# RECORDS FOR THIS TASK start

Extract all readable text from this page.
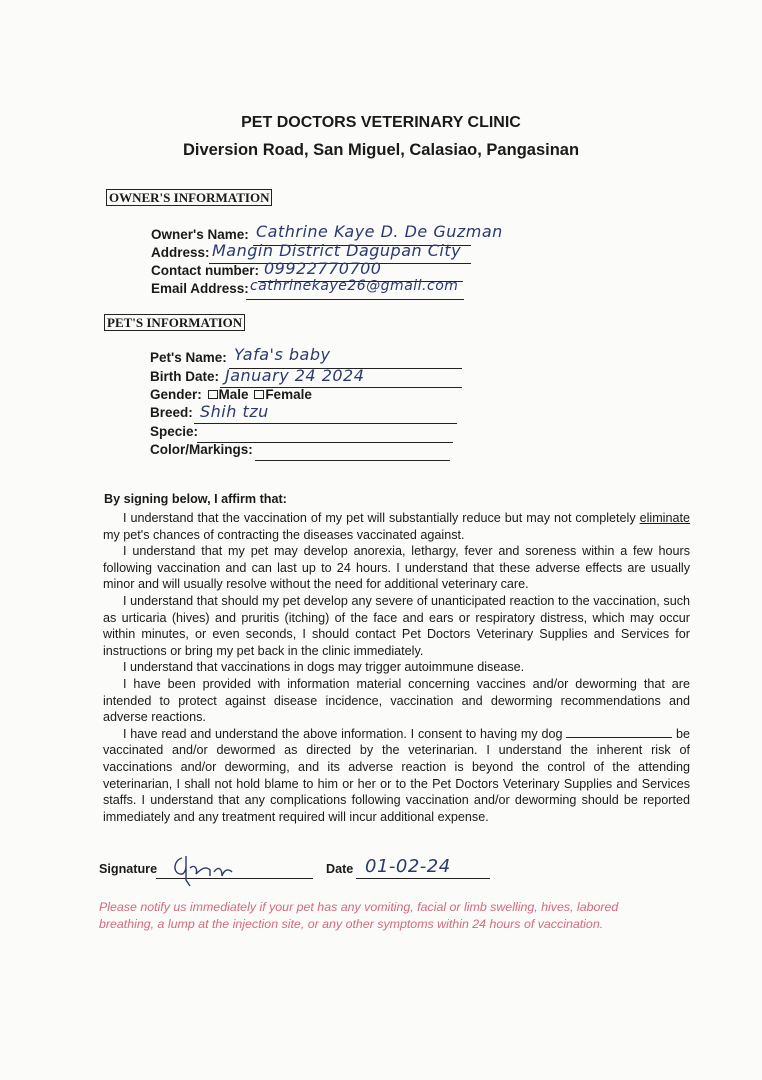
PET DOCTORS VETERINARY CLINIC
Diversion Road, San Miguel, Calasiao, Pangasinan
OWNER'S INFORMATION
Owner's Name: Cathrine Kaye D. De Guzman
Address: Mangin District Dagupan City
Contact number: 09922770700
Email Address: cathrinekaye26@gmail.com
PET'S INFORMATION
Pet's Name: Yafa's baby
Birth Date: January 24 2024
Gender: Male Female
Breed: Shih tzu
Specie:
Color/Markings:
By signing below, I affirm that:

I understand that the vaccination of my pet will substantially reduce but may not completely eliminate my pet's chances of contracting the diseases vaccinated against.

I understand that my pet may develop anorexia, lethargy, fever and soreness within a few hours following vaccination and can last up to 24 hours. I understand that these adverse effects are usually minor and will usually resolve without the need for additional veterinary care.

I understand that should my pet develop any severe of unanticipated reaction to the vaccination, such as urticaria (hives) and pruritis (itching) of the face and ears or respiratory distress, which may occur within minutes, or even seconds, I should contact Pet Doctors Veterinary Supplies and Services for instructions or bring my pet back in the clinic immediately.

I understand that vaccinations in dogs may trigger autoimmune disease.

I have been provided with information material concerning vaccines and/or deworming that are intended to protect against disease incidence, vaccination and deworming recommendations and adverse reactions.

I have read and understand the above information. I consent to having my dog	be vaccinated and/or dewormed as directed by the veterinarian. I understand the inherent risk of vaccinations and/or deworming, and its adverse reaction is beyond the control of the attending veterinarian, I shall not hold blame to him or her or to the Pet Doctors Veterinary Supplies and Services staffs. I understand that any complications following vaccination and/or deworming should be reported immediately and any treatment required will incur additional expense.

Signature	Date 01-02-24
Please notify us immediately if your pet has any vomiting, facial or limb swelling, hives, labored breathing, a lump at the injection site, or any other symptoms within 24 hours of vaccination.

# RECORDS FOR THIS TASK end

> [EXERCISE AIM] List every line in the records above that contains the word "will".

> [ANSWER IN FULL]
I understand that the vaccination of my pet will substantially reduce but may not completely eliminate my pet's chances of contracting the diseases vaccinated against.
I understand that my pet may develop anorexia, lethargy, fever and soreness within a few hours following vaccination and can last up to 24 hours. I understand that these adverse effects are usually minor and will usually resolve without the need for additional veterinary care.
I have read and understand the above information. I consent to having my dog	be vaccinated and/or dewormed as directed by the veterinarian. I understand the inherent risk of vaccinations and/or deworming, and its adverse reaction is beyond the control of the attending veterinarian, I shall not hold blame to him or her or to the Pet Doctors Veterinary Supplies and Services staffs. I understand that any complications following vaccination and/or deworming should be reported immediately and any treatment required will incur additional expense.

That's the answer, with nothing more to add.